■ **Short exercise**
Copy out the material below word for word, line by line, with nothing changed.

■ **Dataset excerpts**
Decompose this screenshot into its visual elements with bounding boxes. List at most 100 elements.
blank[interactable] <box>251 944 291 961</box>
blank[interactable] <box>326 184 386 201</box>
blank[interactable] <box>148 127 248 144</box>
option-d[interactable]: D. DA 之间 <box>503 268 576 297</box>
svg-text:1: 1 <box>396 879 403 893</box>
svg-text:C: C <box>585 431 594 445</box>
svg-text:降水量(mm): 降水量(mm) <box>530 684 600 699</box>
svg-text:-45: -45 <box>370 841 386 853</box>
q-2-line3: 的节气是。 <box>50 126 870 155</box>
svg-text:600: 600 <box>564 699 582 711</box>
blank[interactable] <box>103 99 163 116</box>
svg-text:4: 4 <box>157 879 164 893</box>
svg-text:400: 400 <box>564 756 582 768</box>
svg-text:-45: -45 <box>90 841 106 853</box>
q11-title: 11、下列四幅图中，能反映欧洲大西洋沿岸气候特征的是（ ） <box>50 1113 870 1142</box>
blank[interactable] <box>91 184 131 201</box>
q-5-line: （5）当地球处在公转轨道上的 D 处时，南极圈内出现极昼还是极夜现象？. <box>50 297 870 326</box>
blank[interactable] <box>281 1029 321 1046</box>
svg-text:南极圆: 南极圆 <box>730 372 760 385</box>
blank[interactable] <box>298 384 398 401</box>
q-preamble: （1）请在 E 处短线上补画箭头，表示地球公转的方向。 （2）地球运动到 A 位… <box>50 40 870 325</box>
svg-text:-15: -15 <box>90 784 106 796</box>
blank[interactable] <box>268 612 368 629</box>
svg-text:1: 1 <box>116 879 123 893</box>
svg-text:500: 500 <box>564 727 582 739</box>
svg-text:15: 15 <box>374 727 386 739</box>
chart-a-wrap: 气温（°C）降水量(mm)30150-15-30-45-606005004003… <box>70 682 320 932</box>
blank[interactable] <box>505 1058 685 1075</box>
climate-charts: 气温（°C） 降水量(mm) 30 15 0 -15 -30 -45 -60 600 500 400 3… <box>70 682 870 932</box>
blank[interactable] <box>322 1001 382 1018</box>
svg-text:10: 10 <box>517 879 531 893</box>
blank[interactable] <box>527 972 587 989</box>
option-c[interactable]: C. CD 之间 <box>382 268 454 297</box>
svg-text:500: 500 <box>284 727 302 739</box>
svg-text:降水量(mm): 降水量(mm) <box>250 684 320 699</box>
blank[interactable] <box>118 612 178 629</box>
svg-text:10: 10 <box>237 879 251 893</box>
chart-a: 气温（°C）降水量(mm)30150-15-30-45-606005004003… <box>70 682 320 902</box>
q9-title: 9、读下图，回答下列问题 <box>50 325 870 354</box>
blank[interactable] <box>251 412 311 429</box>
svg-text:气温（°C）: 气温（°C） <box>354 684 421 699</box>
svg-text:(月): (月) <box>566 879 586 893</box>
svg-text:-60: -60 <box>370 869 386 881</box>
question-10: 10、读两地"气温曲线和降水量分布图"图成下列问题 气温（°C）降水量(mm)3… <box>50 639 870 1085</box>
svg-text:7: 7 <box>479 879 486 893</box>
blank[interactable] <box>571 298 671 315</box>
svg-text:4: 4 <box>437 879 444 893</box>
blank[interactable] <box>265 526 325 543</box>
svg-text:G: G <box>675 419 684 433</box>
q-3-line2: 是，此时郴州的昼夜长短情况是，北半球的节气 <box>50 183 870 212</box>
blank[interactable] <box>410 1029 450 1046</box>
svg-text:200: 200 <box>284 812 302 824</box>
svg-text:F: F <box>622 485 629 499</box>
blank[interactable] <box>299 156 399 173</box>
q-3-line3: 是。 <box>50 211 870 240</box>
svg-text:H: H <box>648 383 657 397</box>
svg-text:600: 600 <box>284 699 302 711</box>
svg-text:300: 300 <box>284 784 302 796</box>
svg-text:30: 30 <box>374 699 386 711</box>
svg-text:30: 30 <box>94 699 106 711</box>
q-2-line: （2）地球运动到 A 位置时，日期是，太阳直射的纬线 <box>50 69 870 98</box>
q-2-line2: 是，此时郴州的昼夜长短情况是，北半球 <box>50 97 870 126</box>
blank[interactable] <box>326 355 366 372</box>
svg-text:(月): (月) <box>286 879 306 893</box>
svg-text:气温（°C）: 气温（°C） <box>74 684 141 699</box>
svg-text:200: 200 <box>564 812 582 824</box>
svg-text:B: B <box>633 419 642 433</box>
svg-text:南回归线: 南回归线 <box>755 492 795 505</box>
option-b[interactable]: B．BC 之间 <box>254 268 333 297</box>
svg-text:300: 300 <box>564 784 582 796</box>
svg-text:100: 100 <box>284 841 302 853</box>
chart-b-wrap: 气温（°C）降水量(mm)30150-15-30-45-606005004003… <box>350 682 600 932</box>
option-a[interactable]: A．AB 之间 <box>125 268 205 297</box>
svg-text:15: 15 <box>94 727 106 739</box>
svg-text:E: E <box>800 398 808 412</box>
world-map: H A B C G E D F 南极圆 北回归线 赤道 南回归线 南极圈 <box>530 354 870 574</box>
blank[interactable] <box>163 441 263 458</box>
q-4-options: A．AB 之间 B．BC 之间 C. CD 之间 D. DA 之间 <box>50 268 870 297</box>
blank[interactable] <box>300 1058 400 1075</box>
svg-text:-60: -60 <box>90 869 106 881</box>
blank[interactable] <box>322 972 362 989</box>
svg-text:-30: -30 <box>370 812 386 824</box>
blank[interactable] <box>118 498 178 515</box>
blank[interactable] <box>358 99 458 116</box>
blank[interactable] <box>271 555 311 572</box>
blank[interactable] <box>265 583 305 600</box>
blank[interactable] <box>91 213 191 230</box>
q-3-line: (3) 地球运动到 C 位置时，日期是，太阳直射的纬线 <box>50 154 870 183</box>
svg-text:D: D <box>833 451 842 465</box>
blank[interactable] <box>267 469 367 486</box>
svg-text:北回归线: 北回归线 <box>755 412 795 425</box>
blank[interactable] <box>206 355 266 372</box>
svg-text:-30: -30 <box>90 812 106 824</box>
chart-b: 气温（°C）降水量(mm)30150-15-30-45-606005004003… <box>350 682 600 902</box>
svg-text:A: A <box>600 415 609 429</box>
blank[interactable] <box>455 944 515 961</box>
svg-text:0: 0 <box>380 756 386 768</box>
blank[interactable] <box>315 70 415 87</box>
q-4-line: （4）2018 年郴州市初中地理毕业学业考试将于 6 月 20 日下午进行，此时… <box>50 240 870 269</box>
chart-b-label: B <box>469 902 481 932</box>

■ **Written response**
Decompose this screenshot into its visual elements with bounding boxes. List at most 100 elements.
blank[interactable] <box>251 944 291 961</box>
blank[interactable] <box>326 184 386 201</box>
blank[interactable] <box>148 127 248 144</box>
option-d[interactable]: D. DA 之间 <box>503 268 576 297</box>
svg-text:1: 1 <box>396 879 403 893</box>
svg-text:C: C <box>585 431 594 445</box>
svg-text:降水量(mm): 降水量(mm) <box>530 684 600 699</box>
svg-text:-45: -45 <box>370 841 386 853</box>
q-2-line3: 的节气是。 <box>50 126 870 155</box>
svg-text:600: 600 <box>564 699 582 711</box>
blank[interactable] <box>103 99 163 116</box>
svg-text:4: 4 <box>157 879 164 893</box>
svg-text:400: 400 <box>564 756 582 768</box>
svg-text:-45: -45 <box>90 841 106 853</box>
q11-title: 11、下列四幅图中，能反映欧洲大西洋沿岸气候特征的是（ ） <box>50 1113 870 1142</box>
blank[interactable] <box>91 184 131 201</box>
q-5-line: （5）当地球处在公转轨道上的 D 处时，南极圈内出现极昼还是极夜现象？. <box>50 297 870 326</box>
blank[interactable] <box>281 1029 321 1046</box>
svg-text:南极圆: 南极圆 <box>730 372 760 385</box>
blank[interactable] <box>298 384 398 401</box>
q-preamble: （1）请在 E 处短线上补画箭头，表示地球公转的方向。 （2）地球运动到 A 位… <box>50 40 870 325</box>
svg-text:-15: -15 <box>90 784 106 796</box>
blank[interactable] <box>268 612 368 629</box>
svg-text:1: 1 <box>116 879 123 893</box>
svg-text:500: 500 <box>564 727 582 739</box>
svg-text:15: 15 <box>374 727 386 739</box>
chart-a-wrap: 气温（°C）降水量(mm)30150-15-30-45-606005004003… <box>70 682 320 932</box>
blank[interactable] <box>505 1058 685 1075</box>
climate-charts: 气温（°C） 降水量(mm) 30 15 0 -15 -30 -45 -60 600 500 400 3… <box>70 682 870 932</box>
blank[interactable] <box>322 1001 382 1018</box>
svg-text:10: 10 <box>517 879 531 893</box>
blank[interactable] <box>527 972 587 989</box>
option-c[interactable]: C. CD 之间 <box>382 268 454 297</box>
svg-text:500: 500 <box>284 727 302 739</box>
svg-text:降水量(mm): 降水量(mm) <box>250 684 320 699</box>
blank[interactable] <box>118 612 178 629</box>
svg-text:10: 10 <box>237 879 251 893</box>
chart-a: 气温（°C）降水量(mm)30150-15-30-45-606005004003… <box>70 682 320 902</box>
q9-title: 9、读下图，回答下列问题 <box>50 325 870 354</box>
blank[interactable] <box>251 412 311 429</box>
svg-text:气温（°C）: 气温（°C） <box>354 684 421 699</box>
svg-text:(月): (月) <box>566 879 586 893</box>
svg-text:-60: -60 <box>370 869 386 881</box>
question-10: 10、读两地"气温曲线和降水量分布图"图成下列问题 气温（°C）降水量(mm)3… <box>50 639 870 1085</box>
svg-text:7: 7 <box>479 879 486 893</box>
blank[interactable] <box>571 298 671 315</box>
svg-text:4: 4 <box>437 879 444 893</box>
blank[interactable] <box>265 526 325 543</box>
svg-text:G: G <box>675 419 684 433</box>
q-3-line2: 是，此时郴州的昼夜长短情况是，北半球的节气 <box>50 183 870 212</box>
blank[interactable] <box>410 1029 450 1046</box>
svg-text:200: 200 <box>284 812 302 824</box>
svg-text:F: F <box>622 485 629 499</box>
blank[interactable] <box>299 156 399 173</box>
q-3-line3: 是。 <box>50 211 870 240</box>
svg-text:H: H <box>648 383 657 397</box>
svg-text:600: 600 <box>284 699 302 711</box>
svg-text:300: 300 <box>284 784 302 796</box>
svg-text:30: 30 <box>374 699 386 711</box>
svg-text:30: 30 <box>94 699 106 711</box>
q-2-line: （2）地球运动到 A 位置时，日期是，太阳直射的纬线 <box>50 69 870 98</box>
q-2-line2: 是，此时郴州的昼夜长短情况是，北半球 <box>50 97 870 126</box>
blank[interactable] <box>326 355 366 372</box>
svg-text:(月): (月) <box>286 879 306 893</box>
svg-text:气温（°C）: 气温（°C） <box>74 684 141 699</box>
svg-text:200: 200 <box>564 812 582 824</box>
svg-text:B: B <box>633 419 642 433</box>
svg-text:南回归线: 南回归线 <box>755 492 795 505</box>
option-b[interactable]: B．BC 之间 <box>254 268 333 297</box>
svg-text:300: 300 <box>564 784 582 796</box>
svg-text:100: 100 <box>284 841 302 853</box>
chart-b-wrap: 气温（°C）降水量(mm)30150-15-30-45-606005004003… <box>350 682 600 932</box>
option-a[interactable]: A．AB 之间 <box>125 268 205 297</box>
svg-text:15: 15 <box>94 727 106 739</box>
svg-text:E: E <box>800 398 808 412</box>
world-map: H A B C G E D F 南极圆 北回归线 赤道 南回归线 南极圈 <box>530 354 870 574</box>
blank[interactable] <box>163 441 263 458</box>
q-4-options: A．AB 之间 B．BC 之间 C. CD 之间 D. DA 之间 <box>50 268 870 297</box>
blank[interactable] <box>300 1058 400 1075</box>
svg-text:-60: -60 <box>90 869 106 881</box>
blank[interactable] <box>322 972 362 989</box>
svg-text:-30: -30 <box>370 812 386 824</box>
blank[interactable] <box>118 498 178 515</box>
blank[interactable] <box>358 99 458 116</box>
blank[interactable] <box>271 555 311 572</box>
blank[interactable] <box>265 583 305 600</box>
blank[interactable] <box>91 213 191 230</box>
q-3-line: (3) 地球运动到 C 位置时，日期是，太阳直射的纬线 <box>50 154 870 183</box>
svg-text:D: D <box>833 451 842 465</box>
blank[interactable] <box>267 469 367 486</box>
svg-text:北回归线: 北回归线 <box>755 412 795 425</box>
blank[interactable] <box>206 355 266 372</box>
svg-text:-30: -30 <box>90 812 106 824</box>
chart-b: 气温（°C）降水量(mm)30150-15-30-45-606005004003… <box>350 682 600 902</box>
svg-text:A: A <box>600 415 609 429</box>
blank[interactable] <box>455 944 515 961</box>
svg-text:0: 0 <box>380 756 386 768</box>
blank[interactable] <box>315 70 415 87</box>
q-4-line: （4）2018 年郴州市初中地理毕业学业考试将于 6 月 20 日下午进行，此时… <box>50 240 870 269</box>
chart-b-label: B <box>469 902 481 932</box>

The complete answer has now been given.